* Start *
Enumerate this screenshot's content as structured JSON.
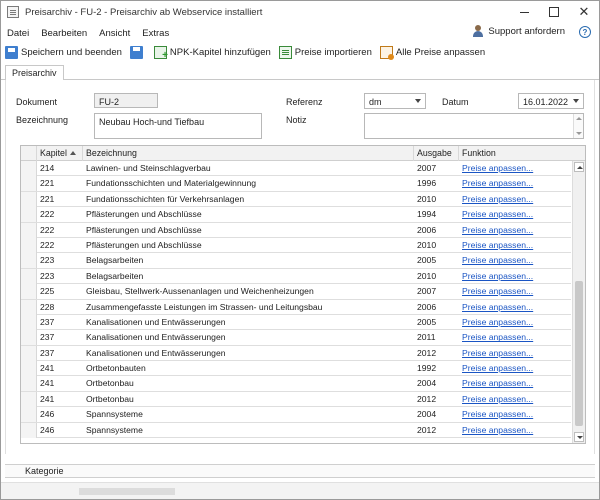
{
  "window": {
    "title": "Preisarchiv - FU-2 - Preisarchiv ab Webservice installiert"
  },
  "menu": {
    "items": [
      "Datei",
      "Bearbeiten",
      "Ansicht",
      "Extras"
    ],
    "support_label": "Support anfordern",
    "help_glyph": "?"
  },
  "toolbar": {
    "save_exit_label": "Speichern und beenden",
    "add_npk_label": "NPK-Kapitel hinzufügen",
    "import_label": "Preise importieren",
    "adjust_all_label": "Alle Preise anpassen"
  },
  "tabs": [
    "Preisarchiv"
  ],
  "form": {
    "dokument_label": "Dokument",
    "dokument_value": "FU-2",
    "bezeichnung_label": "Bezeichnung",
    "bezeichnung_value": "Neubau Hoch-und Tiefbau",
    "referenz_label": "Referenz",
    "referenz_value": "dm",
    "datum_label": "Datum",
    "datum_value": "16.01.2022",
    "notiz_label": "Notiz",
    "notiz_value": ""
  },
  "grid": {
    "columns": [
      "Kapitel",
      "Bezeichnung",
      "Ausgabe",
      "Funktion"
    ],
    "link_label": "Preise anpassen...",
    "rows": [
      {
        "kapitel": "214",
        "bezeichnung": "Lawinen- und Steinschlagverbau",
        "ausgabe": "2007"
      },
      {
        "kapitel": "221",
        "bezeichnung": "Fundationsschichten und Materialgewinnung",
        "ausgabe": "1996"
      },
      {
        "kapitel": "221",
        "bezeichnung": "Fundationsschichten für Verkehrsanlagen",
        "ausgabe": "2010"
      },
      {
        "kapitel": "222",
        "bezeichnung": "Pflästerungen und Abschlüsse",
        "ausgabe": "1994"
      },
      {
        "kapitel": "222",
        "bezeichnung": "Pflästerungen und Abschlüsse",
        "ausgabe": "2006"
      },
      {
        "kapitel": "222",
        "bezeichnung": "Pflästerungen und Abschlüsse",
        "ausgabe": "2010"
      },
      {
        "kapitel": "223",
        "bezeichnung": "Belagsarbeiten",
        "ausgabe": "2005"
      },
      {
        "kapitel": "223",
        "bezeichnung": "Belagsarbeiten",
        "ausgabe": "2010"
      },
      {
        "kapitel": "225",
        "bezeichnung": "Gleisbau, Stellwerk-Aussenanlagen und Weichenheizungen",
        "ausgabe": "2007"
      },
      {
        "kapitel": "228",
        "bezeichnung": "Zusammengefasste Leistungen im Strassen- und Leitungsbau",
        "ausgabe": "2006"
      },
      {
        "kapitel": "237",
        "bezeichnung": "Kanalisationen und Entwässerungen",
        "ausgabe": "2005"
      },
      {
        "kapitel": "237",
        "bezeichnung": "Kanalisationen und Entwässerungen",
        "ausgabe": "2011"
      },
      {
        "kapitel": "237",
        "bezeichnung": "Kanalisationen und Entwässerungen",
        "ausgabe": "2012"
      },
      {
        "kapitel": "241",
        "bezeichnung": "Ortbetonbauten",
        "ausgabe": "1992"
      },
      {
        "kapitel": "241",
        "bezeichnung": "Ortbetonbau",
        "ausgabe": "2004"
      },
      {
        "kapitel": "241",
        "bezeichnung": "Ortbetonbau",
        "ausgabe": "2012"
      },
      {
        "kapitel": "246",
        "bezeichnung": "Spannsysteme",
        "ausgabe": "2004"
      },
      {
        "kapitel": "246",
        "bezeichnung": "Spannsysteme",
        "ausgabe": "2012"
      }
    ]
  },
  "footer": {
    "category_label": "Kategorie"
  }
}
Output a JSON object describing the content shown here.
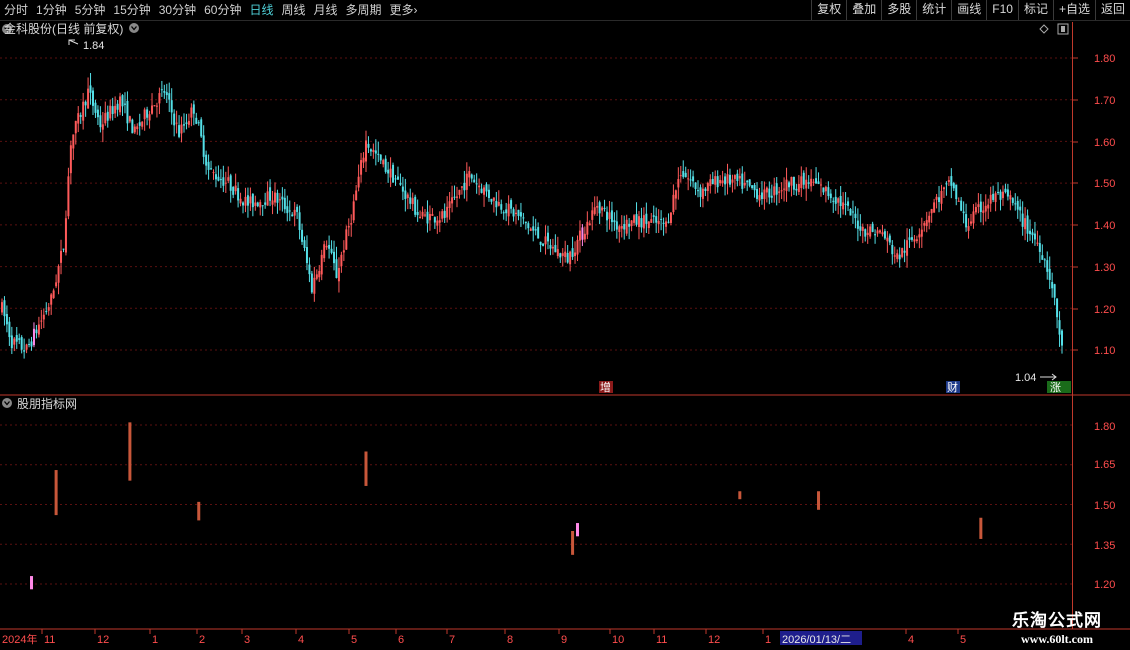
{
  "toolbar": {
    "tabs": [
      "分时",
      "1分钟",
      "5分钟",
      "15分钟",
      "30分钟",
      "60分钟",
      "日线",
      "周线",
      "月线",
      "多周期",
      "更多"
    ],
    "active_tab": "日线",
    "more_arrow": "›",
    "right_buttons": [
      "复权",
      "叠加",
      "多股",
      "统计",
      "画线",
      "F10",
      "标记",
      "+自选",
      "返回"
    ]
  },
  "main": {
    "title": "金科股份(日线 前复权)",
    "high_label": "1.84",
    "low_label": "1.04",
    "marker_zeng": "增",
    "marker_cai": "财",
    "marker_zhangting": "涨",
    "y_ticks": [
      "1.80",
      "1.70",
      "1.60",
      "1.50",
      "1.40",
      "1.30",
      "1.20",
      "1.10"
    ]
  },
  "indicator": {
    "title": "股朋指标网",
    "y_ticks": [
      "1.80",
      "1.65",
      "1.50",
      "1.35",
      "1.20"
    ]
  },
  "x_axis": {
    "labels": [
      "2024年",
      "11",
      "12",
      "1",
      "2",
      "3",
      "4",
      "5",
      "6",
      "7",
      "8",
      "9",
      "10",
      "11",
      "12",
      "1",
      "2026/01/13/二",
      "4",
      "5"
    ]
  },
  "watermark": {
    "line1": "乐淘公式网",
    "line2": "www.60lt.com"
  },
  "colors": {
    "up": "#ff5a5a",
    "down": "#54e0e8",
    "flat": "#e0e0e0",
    "pink": "#ff8ae8",
    "signal": "#c8573a",
    "axis": "#c0392b",
    "grid": "#5a1010"
  },
  "chart_data": {
    "type": "candlestick",
    "title": "金科股份(日线 前复权)",
    "price_range": [
      1.04,
      1.84
    ],
    "ylim": [
      1.05,
      1.87
    ],
    "anchors": [
      {
        "x": 0,
        "v": 1.2
      },
      {
        "x": 4,
        "v": 1.12
      },
      {
        "x": 10,
        "v": 1.1
      },
      {
        "x": 15,
        "v": 1.16
      },
      {
        "x": 20,
        "v": 1.22
      },
      {
        "x": 25,
        "v": 1.35
      },
      {
        "x": 28,
        "v": 1.6
      },
      {
        "x": 35,
        "v": 1.72
      },
      {
        "x": 40,
        "v": 1.64
      },
      {
        "x": 48,
        "v": 1.7
      },
      {
        "x": 54,
        "v": 1.62
      },
      {
        "x": 60,
        "v": 1.68
      },
      {
        "x": 66,
        "v": 1.72
      },
      {
        "x": 72,
        "v": 1.62
      },
      {
        "x": 78,
        "v": 1.68
      },
      {
        "x": 84,
        "v": 1.53
      },
      {
        "x": 92,
        "v": 1.5
      },
      {
        "x": 100,
        "v": 1.45
      },
      {
        "x": 110,
        "v": 1.47
      },
      {
        "x": 120,
        "v": 1.42
      },
      {
        "x": 126,
        "v": 1.25
      },
      {
        "x": 132,
        "v": 1.36
      },
      {
        "x": 136,
        "v": 1.28
      },
      {
        "x": 142,
        "v": 1.42
      },
      {
        "x": 148,
        "v": 1.6
      },
      {
        "x": 154,
        "v": 1.55
      },
      {
        "x": 160,
        "v": 1.51
      },
      {
        "x": 170,
        "v": 1.42
      },
      {
        "x": 180,
        "v": 1.42
      },
      {
        "x": 190,
        "v": 1.52
      },
      {
        "x": 200,
        "v": 1.46
      },
      {
        "x": 210,
        "v": 1.42
      },
      {
        "x": 220,
        "v": 1.36
      },
      {
        "x": 230,
        "v": 1.32
      },
      {
        "x": 236,
        "v": 1.38
      },
      {
        "x": 242,
        "v": 1.45
      },
      {
        "x": 250,
        "v": 1.4
      },
      {
        "x": 260,
        "v": 1.41
      },
      {
        "x": 270,
        "v": 1.4
      },
      {
        "x": 276,
        "v": 1.53
      },
      {
        "x": 284,
        "v": 1.48
      },
      {
        "x": 292,
        "v": 1.51
      },
      {
        "x": 300,
        "v": 1.5
      },
      {
        "x": 310,
        "v": 1.47
      },
      {
        "x": 320,
        "v": 1.5
      },
      {
        "x": 330,
        "v": 1.5
      },
      {
        "x": 340,
        "v": 1.46
      },
      {
        "x": 350,
        "v": 1.39
      },
      {
        "x": 358,
        "v": 1.38
      },
      {
        "x": 364,
        "v": 1.32
      },
      {
        "x": 372,
        "v": 1.38
      },
      {
        "x": 380,
        "v": 1.46
      },
      {
        "x": 386,
        "v": 1.5
      },
      {
        "x": 392,
        "v": 1.4
      },
      {
        "x": 398,
        "v": 1.44
      },
      {
        "x": 404,
        "v": 1.47
      },
      {
        "x": 410,
        "v": 1.46
      },
      {
        "x": 416,
        "v": 1.4
      },
      {
        "x": 422,
        "v": 1.35
      },
      {
        "x": 426,
        "v": 1.28
      },
      {
        "x": 429,
        "v": 1.18
      },
      {
        "x": 431,
        "v": 1.1
      }
    ],
    "n_bars": 432,
    "highlighted_bars": [
      13,
      236
    ],
    "indicator_signals": [
      {
        "x": 12,
        "from": 1.18,
        "to": 1.23,
        "color": "pink"
      },
      {
        "x": 22,
        "from": 1.46,
        "to": 1.63,
        "color": "signal"
      },
      {
        "x": 52,
        "from": 1.59,
        "to": 1.81,
        "color": "signal"
      },
      {
        "x": 80,
        "from": 1.44,
        "to": 1.51,
        "color": "signal"
      },
      {
        "x": 148,
        "from": 1.57,
        "to": 1.7,
        "color": "signal"
      },
      {
        "x": 232,
        "from": 1.31,
        "to": 1.4,
        "color": "signal"
      },
      {
        "x": 234,
        "from": 1.38,
        "to": 1.43,
        "color": "pink"
      },
      {
        "x": 300,
        "from": 1.52,
        "to": 1.55,
        "color": "signal"
      },
      {
        "x": 332,
        "from": 1.48,
        "to": 1.55,
        "color": "signal"
      },
      {
        "x": 398,
        "from": 1.37,
        "to": 1.45,
        "color": "signal"
      }
    ],
    "indicator_ylim": [
      1.13,
      1.88
    ]
  }
}
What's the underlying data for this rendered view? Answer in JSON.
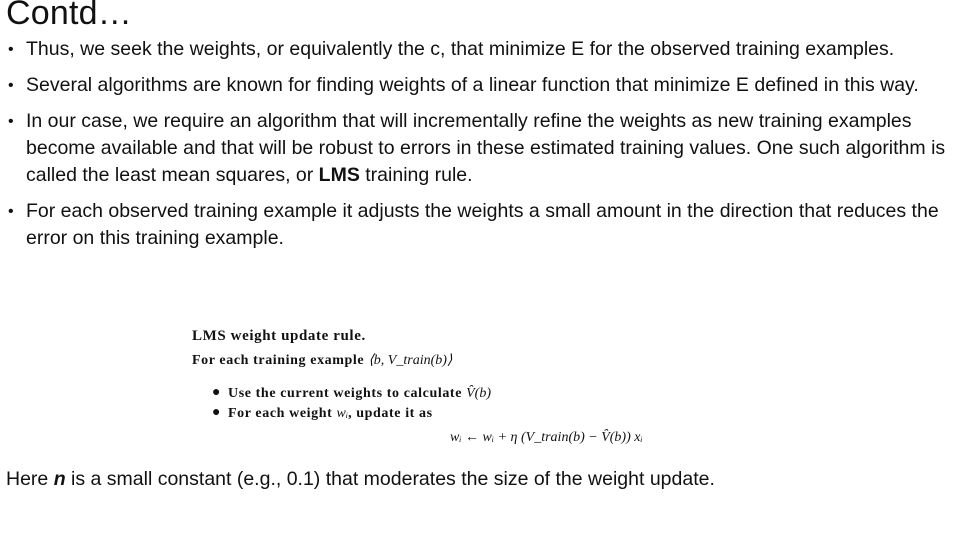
{
  "slide": {
    "title": "Contd…",
    "bullets": [
      {
        "text": "Thus, we seek the weights, or equivalently the c, that minimize E for the observed training examples."
      },
      {
        "text": "Several algorithms are known for finding weights of a linear function that minimize E defined in this way."
      },
      {
        "text_before_bold": "In our case, we require an algorithm that will incrementally refine the weights as new training examples become available and that will be robust to errors in these estimated training values. One such algorithm is called the least mean squares, or ",
        "bold": "LMS",
        "text_after_bold": " training rule."
      },
      {
        "text": "For each observed training example it adjusts the weights a small amount in the direction that reduces the error on this training example."
      }
    ],
    "bullet_glyph": "•",
    "figure": {
      "title": "LMS weight update rule.",
      "for_each_label": "For each training example",
      "for_each_math": "⟨b, V_train(b)⟩",
      "items": [
        {
          "bullet": "●",
          "text": "Use the current weights to calculate",
          "math": "V̂(b)"
        },
        {
          "bullet": "●",
          "text": "For each weight",
          "math": "wᵢ",
          "text_after": ", update it as"
        }
      ],
      "equation": "wᵢ ← wᵢ + η (V_train(b) − V̂(b)) xᵢ"
    },
    "footer": {
      "prefix": "Here ",
      "symbol": "n",
      "suffix": " is a small constant (e.g., 0.1) that moderates the size of the weight update."
    }
  }
}
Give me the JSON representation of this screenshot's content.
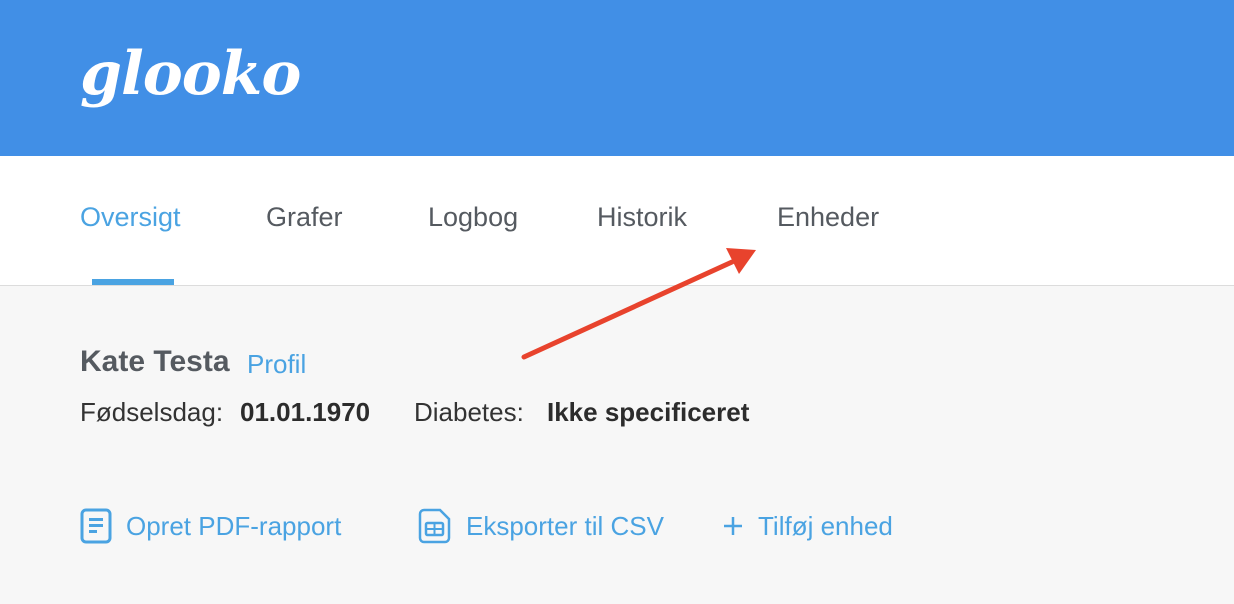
{
  "app": {
    "logo_text": "glooko",
    "brand_color": "#418fe6",
    "accent_color": "#4aa3e2",
    "annotation_color": "#e8432d"
  },
  "tabs": [
    {
      "label": "Oversigt",
      "active": true
    },
    {
      "label": "Grafer",
      "active": false
    },
    {
      "label": "Logbog",
      "active": false
    },
    {
      "label": "Historik",
      "active": false
    },
    {
      "label": "Enheder",
      "active": false
    }
  ],
  "patient": {
    "name": "Kate Testa",
    "profile_link": "Profil",
    "birthday_label": "Fødselsdag:",
    "birthday_value": "01.01.1970",
    "diabetes_label": "Diabetes:",
    "diabetes_value": "Ikke specificeret"
  },
  "actions": [
    {
      "label": "Opret PDF-rapport",
      "icon": "document-icon"
    },
    {
      "label": "Eksporter til CSV",
      "icon": "spreadsheet-icon"
    },
    {
      "label": "Tilføj enhed",
      "icon": "plus-icon"
    }
  ]
}
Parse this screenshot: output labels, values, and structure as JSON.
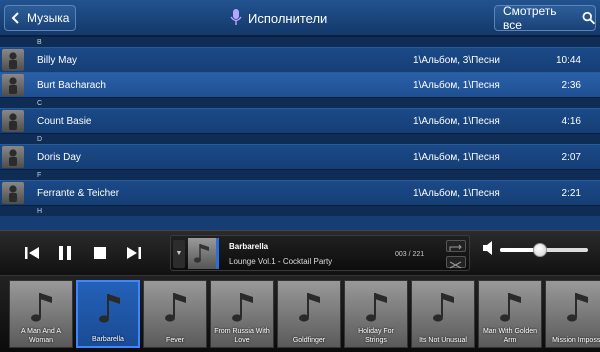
{
  "header": {
    "back_label": "Музыка",
    "title": "Исполнители",
    "see_all_label": "Смотреть все"
  },
  "list": [
    {
      "section": "B"
    },
    {
      "name": "Billy May",
      "info": "1\\Альбом, 3\\Песни",
      "duration": "10:44",
      "selected": false
    },
    {
      "name": "Burt Bacharach",
      "info": "1\\Альбом, 1\\Песня",
      "duration": "2:36",
      "selected": true
    },
    {
      "section": "C"
    },
    {
      "name": "Count Basie",
      "info": "1\\Альбом, 1\\Песня",
      "duration": "4:16",
      "selected": false
    },
    {
      "section": "D"
    },
    {
      "name": "Doris Day",
      "info": "1\\Альбом, 1\\Песня",
      "duration": "2:07",
      "selected": false
    },
    {
      "section": "F"
    },
    {
      "name": "Ferrante & Teicher",
      "info": "1\\Альбом, 1\\Песня",
      "duration": "2:21",
      "selected": false
    },
    {
      "section": "H"
    }
  ],
  "player": {
    "song_title": "Barbarella",
    "album_line": "Lounge Vol.1 - Cocktail Party",
    "track_counter": "003 / 221",
    "volume_fraction": 0.45
  },
  "albums": [
    {
      "label": "A Man And A Woman",
      "selected": false
    },
    {
      "label": "Barbarella",
      "selected": true
    },
    {
      "label": "Fever",
      "selected": false
    },
    {
      "label": "From Russia With Love",
      "selected": false
    },
    {
      "label": "Goldfinger",
      "selected": false
    },
    {
      "label": "Holiday For Strings",
      "selected": false
    },
    {
      "label": "Its Not Unusual",
      "selected": false
    },
    {
      "label": "Man With Golden Arm",
      "selected": false
    },
    {
      "label": "Mission Impossi",
      "selected": false
    }
  ],
  "colors": {
    "accent": "#3c86ff",
    "header": "#1c4a85",
    "row": "#1b4a88"
  }
}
* End *
■ REQUIRED WORK
Check each line of the data above for the word "training" and say how many lines have it. Give the number alone.

■ CORRECT ANSWER
5